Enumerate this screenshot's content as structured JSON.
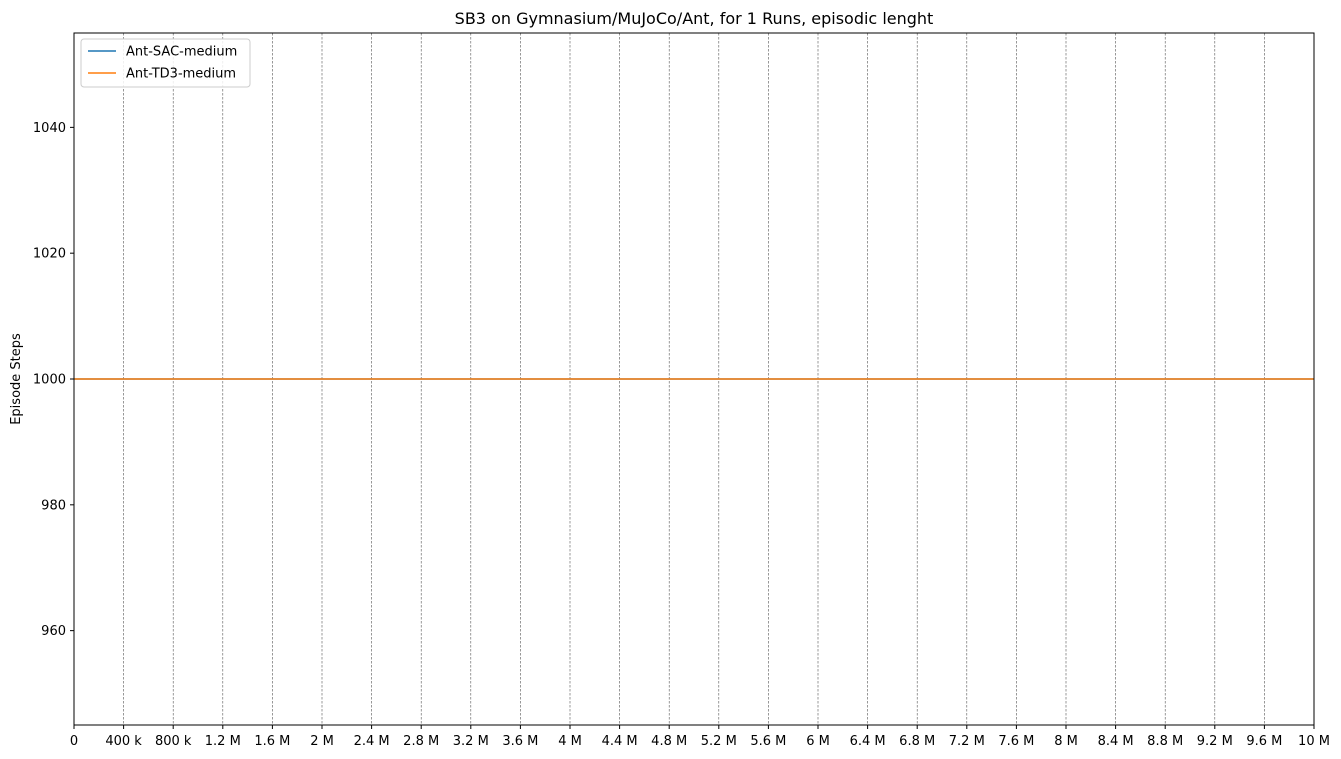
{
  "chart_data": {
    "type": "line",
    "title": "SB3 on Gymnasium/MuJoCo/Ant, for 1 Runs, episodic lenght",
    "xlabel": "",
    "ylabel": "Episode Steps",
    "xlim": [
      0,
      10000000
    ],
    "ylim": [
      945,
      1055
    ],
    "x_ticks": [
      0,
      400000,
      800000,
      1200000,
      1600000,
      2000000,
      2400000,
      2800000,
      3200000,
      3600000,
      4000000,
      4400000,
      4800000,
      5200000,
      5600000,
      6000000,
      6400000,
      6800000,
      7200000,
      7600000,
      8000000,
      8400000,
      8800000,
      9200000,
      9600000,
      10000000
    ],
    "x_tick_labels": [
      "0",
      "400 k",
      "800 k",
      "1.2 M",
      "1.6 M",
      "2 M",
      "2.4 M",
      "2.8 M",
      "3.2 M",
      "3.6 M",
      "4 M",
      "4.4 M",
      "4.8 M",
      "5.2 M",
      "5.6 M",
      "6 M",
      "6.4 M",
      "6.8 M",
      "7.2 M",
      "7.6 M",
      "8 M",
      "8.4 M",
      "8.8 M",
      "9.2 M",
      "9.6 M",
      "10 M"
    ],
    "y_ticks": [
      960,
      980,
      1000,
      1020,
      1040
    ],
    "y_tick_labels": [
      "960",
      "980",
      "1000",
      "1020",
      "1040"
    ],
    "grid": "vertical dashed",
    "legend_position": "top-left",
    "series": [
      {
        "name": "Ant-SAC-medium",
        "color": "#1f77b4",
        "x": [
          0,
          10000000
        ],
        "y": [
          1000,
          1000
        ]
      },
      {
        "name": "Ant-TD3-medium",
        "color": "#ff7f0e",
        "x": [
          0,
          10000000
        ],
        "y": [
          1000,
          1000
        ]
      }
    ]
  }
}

- - - - - - -

• **Exercise requirements**: Collect every line with the string "medium" from the records, and copy each.

• **Solution below**:
        "name": "Ant-SAC-medium",
        "name": "Ant-TD3-medium",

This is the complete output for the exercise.